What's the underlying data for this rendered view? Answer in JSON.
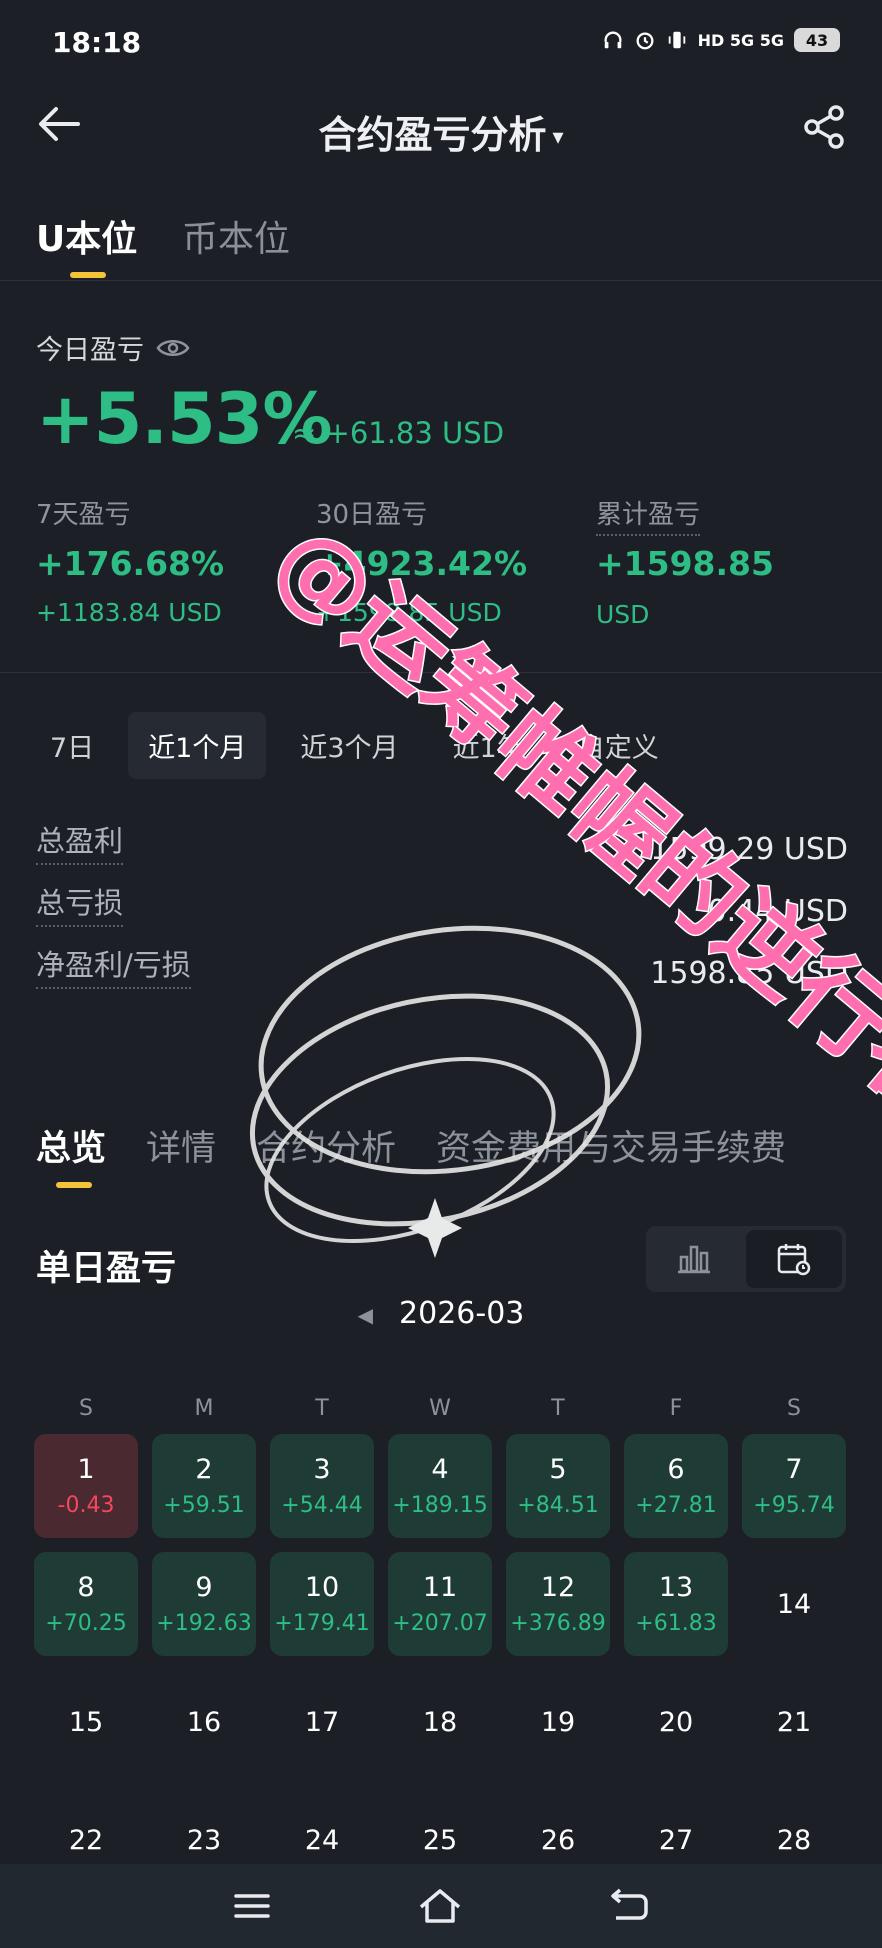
{
  "status_bar": {
    "time": "18:18",
    "network": "HD 5G 5G",
    "battery": "43"
  },
  "header": {
    "title": "合约盈亏分析",
    "caret": "▾"
  },
  "top_tabs": {
    "u_based": "U本位",
    "coin_based": "币本位"
  },
  "today": {
    "label": "今日盈亏",
    "percent": "+5.53%",
    "usd": "≈ +61.83 USD"
  },
  "stats": [
    {
      "label": "7天盈亏",
      "value": "+176.68%",
      "sub": "+1183.84 USD"
    },
    {
      "label": "30日盈亏",
      "value": "+4923.42%",
      "sub": "+1598.85 USD"
    },
    {
      "label": "累计盈亏",
      "value": "+1598.85",
      "sub": "USD"
    }
  ],
  "periods": [
    "7日",
    "近1个月",
    "近3个月",
    "近1年",
    "自定义"
  ],
  "summary": [
    {
      "label": "总盈利",
      "value": "1599.29 USD"
    },
    {
      "label": "总亏损",
      "value": "0.44 USD"
    },
    {
      "label": "净盈利/亏损",
      "value": "1598.85 USD"
    }
  ],
  "section_tabs": [
    "总览",
    "详情",
    "合约分析",
    "资金费用与交易手续费"
  ],
  "daily": {
    "title": "单日盈亏",
    "month": "2026-03",
    "prev_arrow": "◀"
  },
  "weekdays": [
    "S",
    "M",
    "T",
    "W",
    "T",
    "F",
    "S"
  ],
  "calendar": [
    {
      "day": "1",
      "pnl": "-0.43",
      "type": "neg"
    },
    {
      "day": "2",
      "pnl": "+59.51",
      "type": "pos"
    },
    {
      "day": "3",
      "pnl": "+54.44",
      "type": "pos"
    },
    {
      "day": "4",
      "pnl": "+189.15",
      "type": "pos"
    },
    {
      "day": "5",
      "pnl": "+84.51",
      "type": "pos"
    },
    {
      "day": "6",
      "pnl": "+27.81",
      "type": "pos"
    },
    {
      "day": "7",
      "pnl": "+95.74",
      "type": "pos"
    },
    {
      "day": "8",
      "pnl": "+70.25",
      "type": "pos"
    },
    {
      "day": "9",
      "pnl": "+192.63",
      "type": "pos"
    },
    {
      "day": "10",
      "pnl": "+179.41",
      "type": "pos"
    },
    {
      "day": "11",
      "pnl": "+207.07",
      "type": "pos"
    },
    {
      "day": "12",
      "pnl": "+376.89",
      "type": "pos"
    },
    {
      "day": "13",
      "pnl": "+61.83",
      "type": "pos"
    },
    {
      "day": "14",
      "pnl": "",
      "type": "none"
    },
    {
      "day": "15",
      "pnl": "",
      "type": "none"
    },
    {
      "day": "16",
      "pnl": "",
      "type": "none"
    },
    {
      "day": "17",
      "pnl": "",
      "type": "none"
    },
    {
      "day": "18",
      "pnl": "",
      "type": "none"
    },
    {
      "day": "19",
      "pnl": "",
      "type": "none"
    },
    {
      "day": "20",
      "pnl": "",
      "type": "none"
    },
    {
      "day": "21",
      "pnl": "",
      "type": "none"
    },
    {
      "day": "22",
      "pnl": "",
      "type": "none"
    },
    {
      "day": "23",
      "pnl": "",
      "type": "none"
    },
    {
      "day": "24",
      "pnl": "",
      "type": "none"
    },
    {
      "day": "25",
      "pnl": "",
      "type": "none"
    },
    {
      "day": "26",
      "pnl": "",
      "type": "none"
    },
    {
      "day": "27",
      "pnl": "",
      "type": "none"
    },
    {
      "day": "28",
      "pnl": "",
      "type": "none"
    }
  ],
  "watermark_text": "@运筹帷幄的逆行者",
  "colors": {
    "background": "#1c2026",
    "profit": "#2dbd85",
    "loss": "#f5475c",
    "accent": "#f3c43a",
    "watermark": "#ff5fa8"
  }
}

PROBLEM TO WORK ON — Filter the listing above by the word "value"; copy each line that passes.

RESULT OF THIS EXERCISE —
      "value": "+176.68%",
      "value": "+4923.42%",
      "value": "+1598.85",
      "value": "1599.29 USD"
      "value": "0.44 USD"
      "value": "1598.85 USD"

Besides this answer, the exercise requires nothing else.